> _EXERCISE AIM_: Extract every line that contains the string "Lord".

*** ENTRIES SUPPLIED ***

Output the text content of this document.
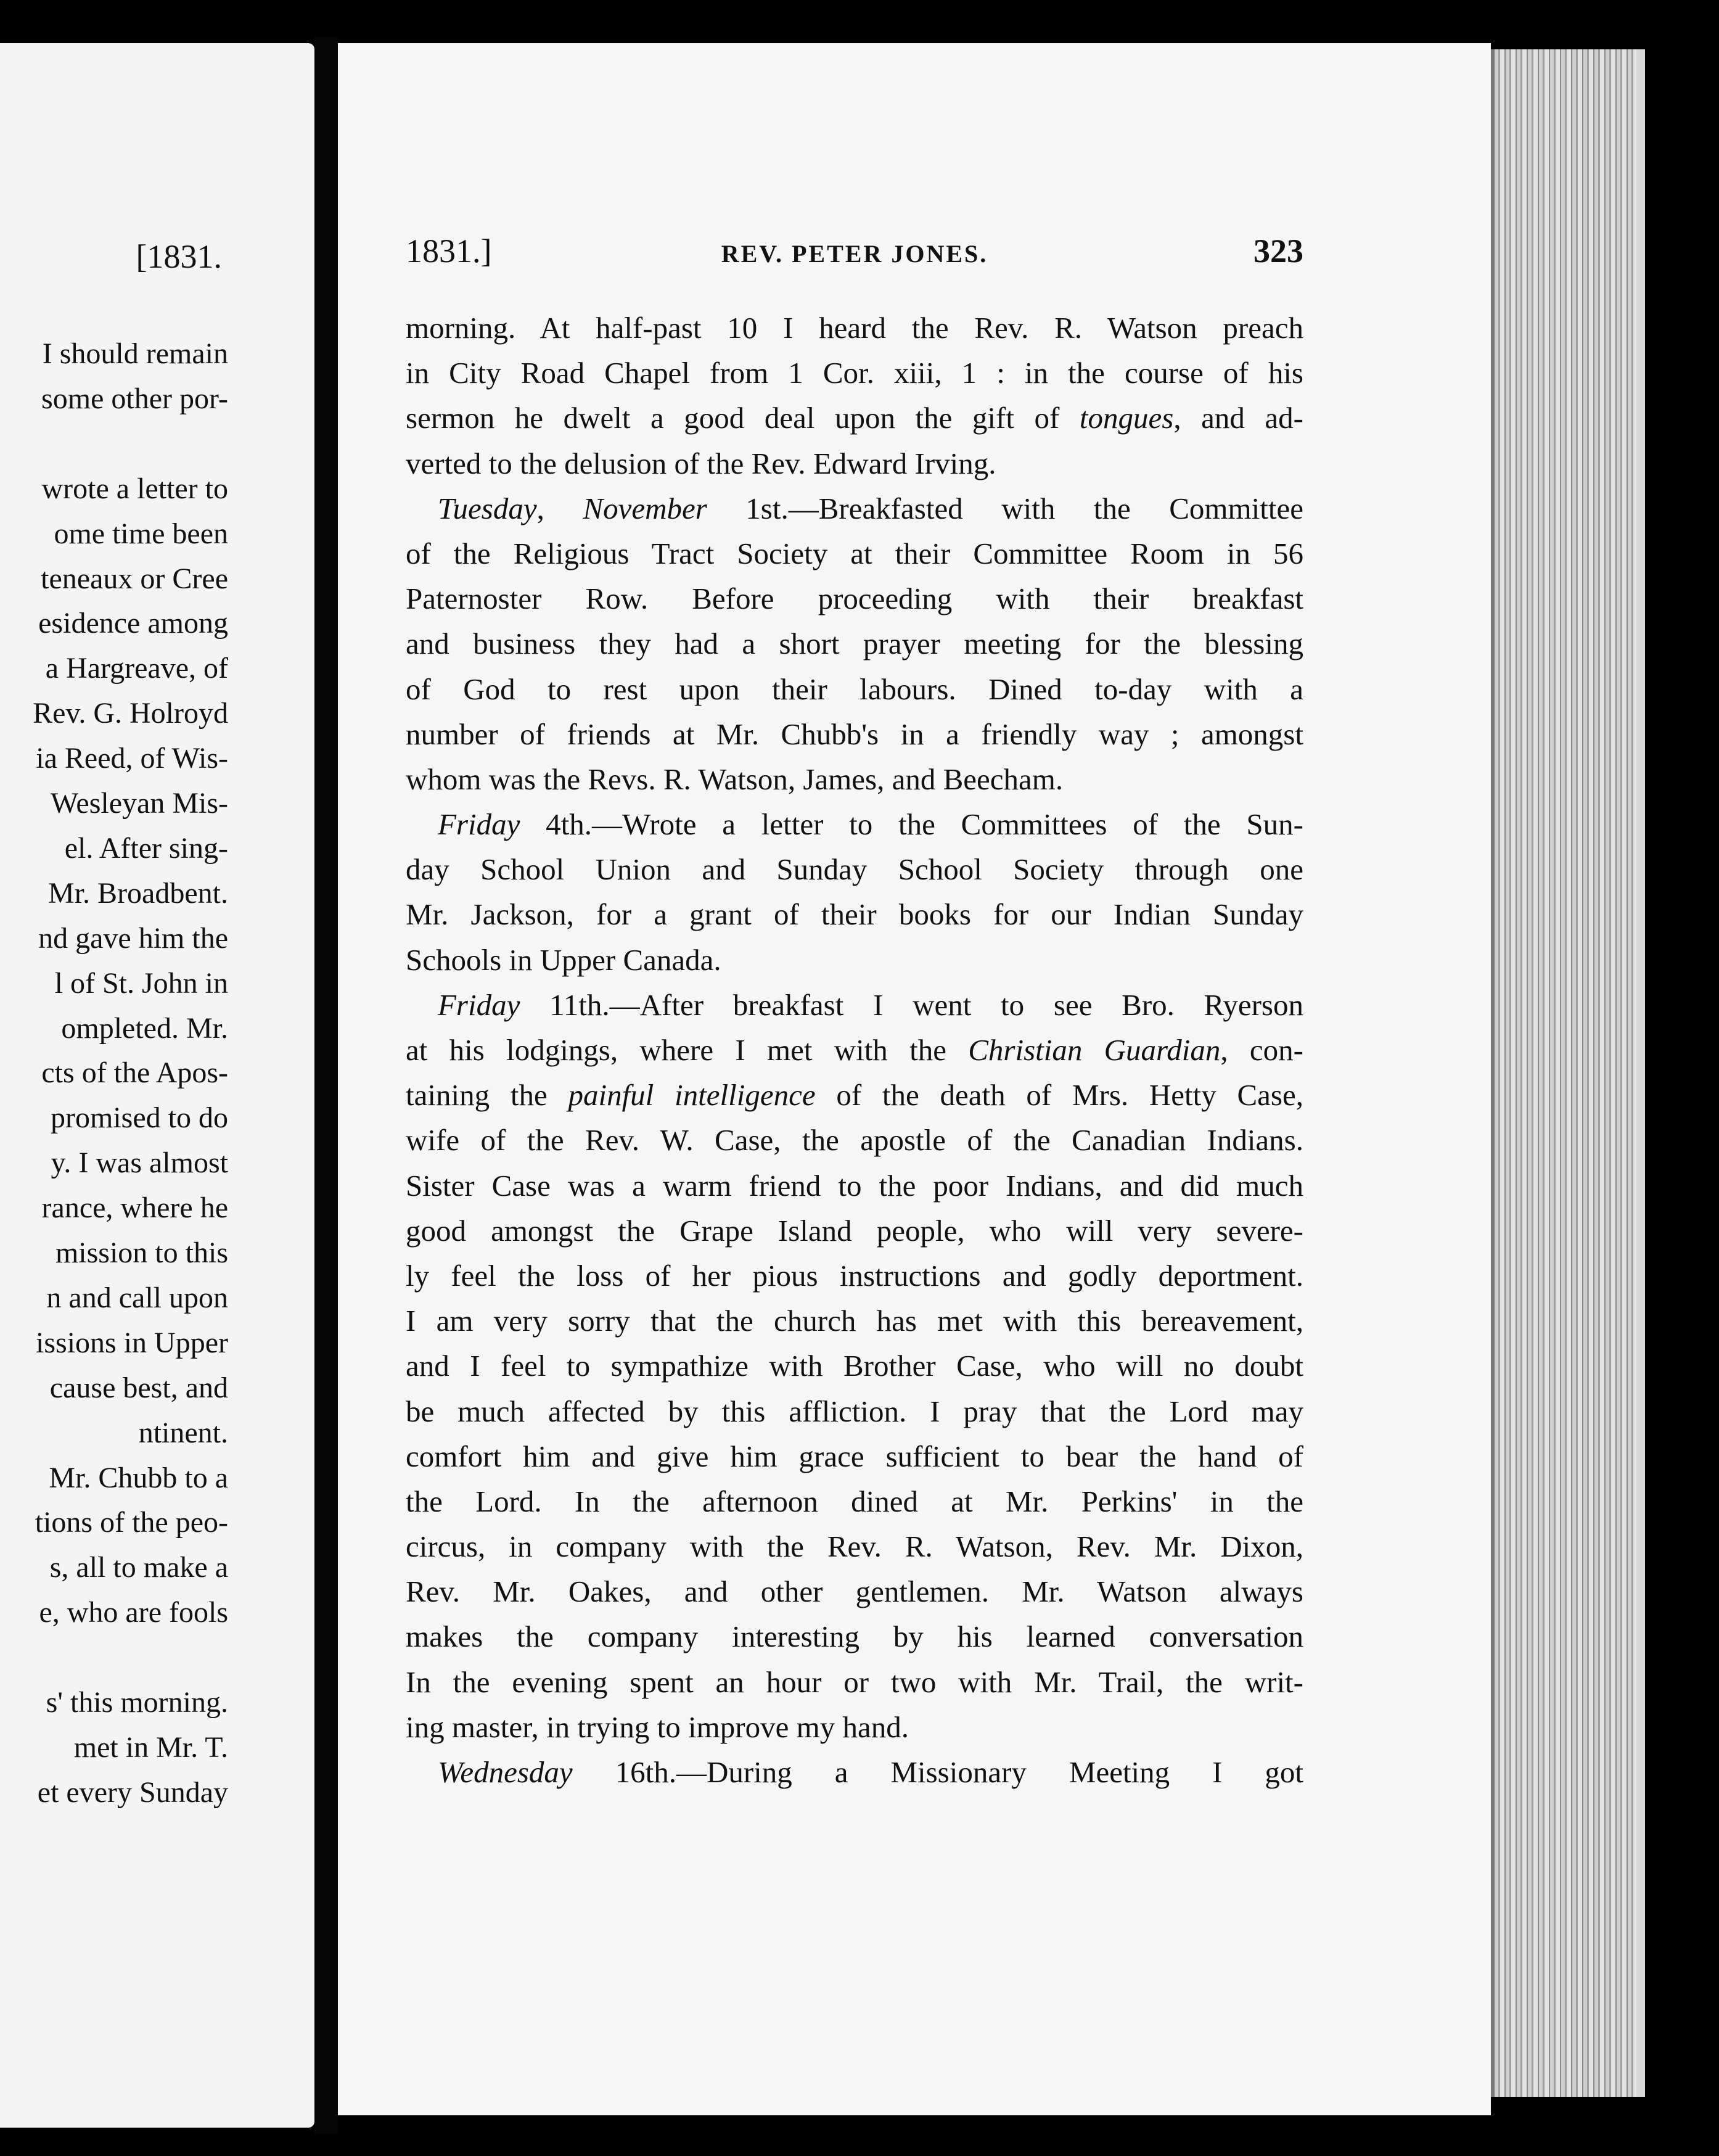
[1831.
I should remain
some other por-
wrote a letter to
ome time been
teneaux or Cree
esidence among
a Hargreave, of
Rev. G. Holroyd
ia Reed, of Wis-
Wesleyan Mis-
el. After sing-
Mr. Broadbent.
nd gave him the
l of St. John in
ompleted. Mr.
cts of the Apos-
promised to do
y. I was almost
rance, where he
mission to this
n and call upon
issions in Upper
cause best, and
ntinent.
Mr. Chubb to a
tions of the peo-
s, all to make a
e, who are fools
s' this morning.
met in Mr. T.
et every Sunday
1831.]	REV. PETER JONES.	323
morning. At half-past 10 I heard the Rev. R. Watson preach
in City Road Chapel from 1 Cor. xiii, 1 : in the course of his
sermon he dwelt a good deal upon the gift of tongues, and ad-
verted to the delusion of the Rev. Edward Irving.
Tuesday, November 1st.—Breakfasted with the Committee
of the Religious Tract Society at their Committee Room in 56
Paternoster Row. Before proceeding with their breakfast
and business they had a short prayer meeting for the blessing
of God to rest upon their labours. Dined to-day with a
number of friends at Mr. Chubb's in a friendly way ; amongst
whom was the Revs. R. Watson, James, and Beecham.
Friday 4th.—Wrote a letter to the Committees of the Sun-
day School Union and Sunday School Society through one
Mr. Jackson, for a grant of their books for our Indian Sunday
Schools in Upper Canada.
Friday 11th.—After breakfast I went to see Bro. Ryerson
at his lodgings, where I met with the Christian Guardian, con-
taining the painful intelligence of the death of Mrs. Hetty Case,
wife of the Rev. W. Case, the apostle of the Canadian Indians.
Sister Case was a warm friend to the poor Indians, and did much
good amongst the Grape Island people, who will very severe-
ly feel the loss of her pious instructions and godly deportment.
I am very sorry that the church has met with this bereavement,
and I feel to sympathize with Brother Case, who will no doubt
be much affected by this affliction. I pray that the Lord may
comfort him and give him grace sufficient to bear the hand of
the Lord. In the afternoon dined at Mr. Perkins' in the
circus, in company with the Rev. R. Watson, Rev. Mr. Dixon,
Rev. Mr. Oakes, and other gentlemen. Mr. Watson always
makes the company interesting by his learned conversation
In the evening spent an hour or two with Mr. Trail, the writ-
ing master, in trying to improve my hand.
Wednesday 16th.—During a Missionary Meeting I got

***

> _REPLY TO THE EXERCISE_:
be much affected by this affliction. I pray that the Lord may
the Lord. In the afternoon dined at Mr. Perkins' in the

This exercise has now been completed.